== Exercise ==
In the records that follow, show each line where the word "image" is present.

===============

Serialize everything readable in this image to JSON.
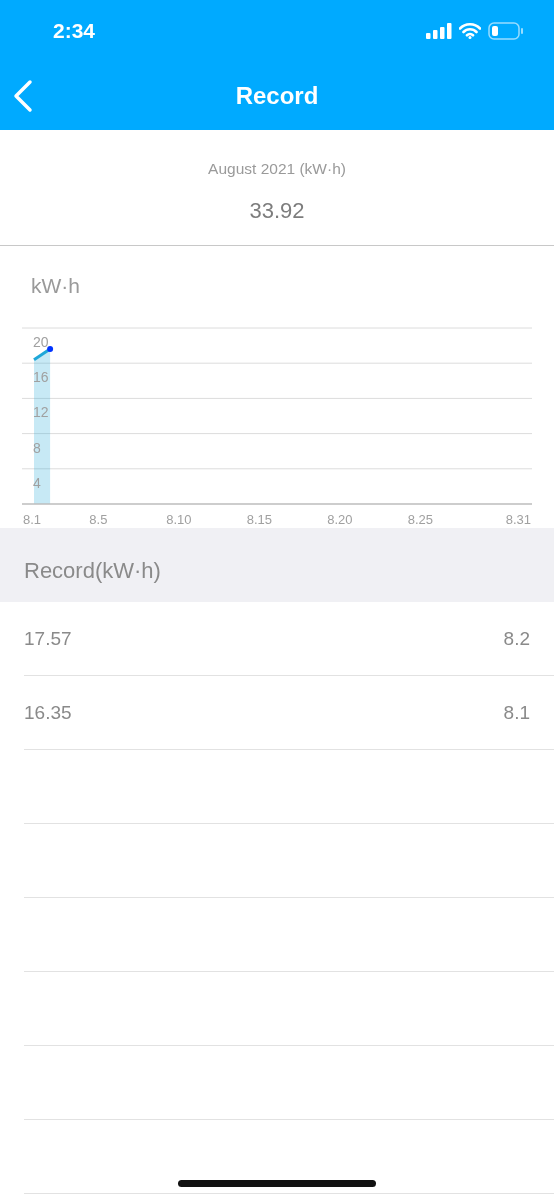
{
  "status_bar": {
    "time": "2:34"
  },
  "nav": {
    "title": "Record"
  },
  "summary": {
    "period": "August 2021 (kW·h)",
    "total": "33.92"
  },
  "chart": {
    "unit": "kW·h",
    "chart_data": {
      "type": "area",
      "categories": [
        "8.1",
        null,
        null,
        null,
        "8.5",
        null,
        null,
        null,
        null,
        "8.10",
        null,
        null,
        null,
        null,
        "8.15",
        null,
        null,
        null,
        null,
        "8.20",
        null,
        null,
        null,
        null,
        "8.25",
        null,
        null,
        null,
        null,
        null,
        "8.31"
      ],
      "series": [
        {
          "color": "#1ea7d8",
          "values": [
            16.4,
            17.6,
            null,
            null,
            null,
            null,
            null,
            null,
            null,
            null,
            null,
            null,
            null,
            null,
            null,
            null,
            null,
            null,
            null,
            null,
            null,
            null,
            null,
            null,
            null,
            null,
            null,
            null,
            null,
            null,
            null
          ]
        }
      ],
      "grid": true,
      "ylim": [
        0,
        20
      ],
      "yticks": [
        4,
        8,
        12,
        16,
        20
      ]
    }
  },
  "records": {
    "title": "Record(kW·h)",
    "rows": [
      {
        "value": "17.57",
        "date": "8.2"
      },
      {
        "value": "16.35",
        "date": "8.1"
      }
    ]
  }
}
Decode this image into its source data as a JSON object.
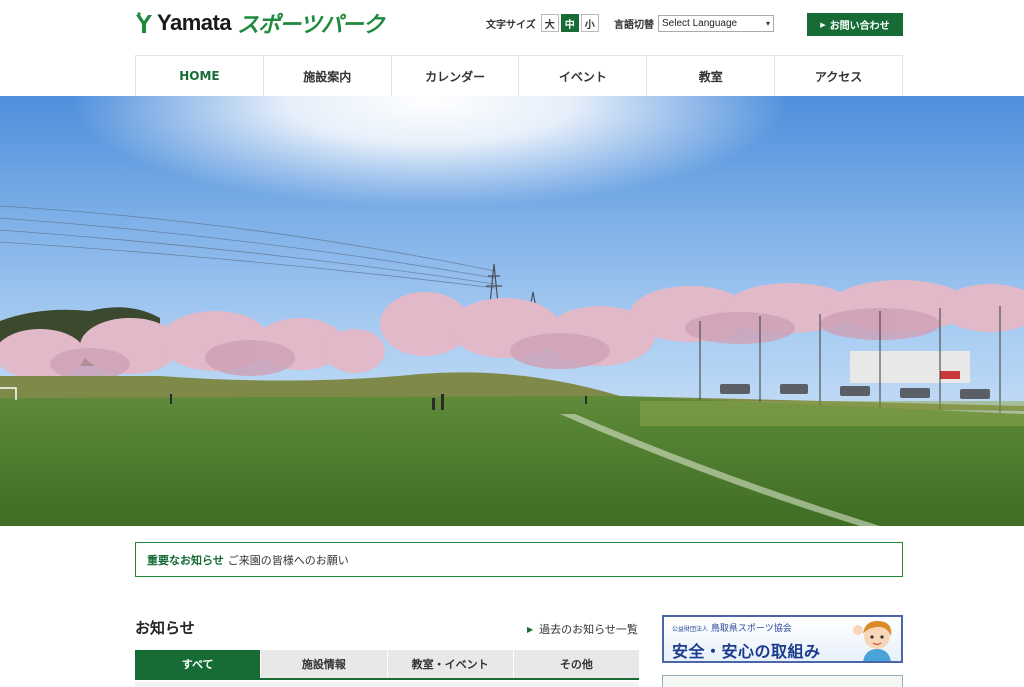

===============

== Output for this exercise ==
Serialize everything readable in this image to JSON.
Decode this image into its source data as a JSON object.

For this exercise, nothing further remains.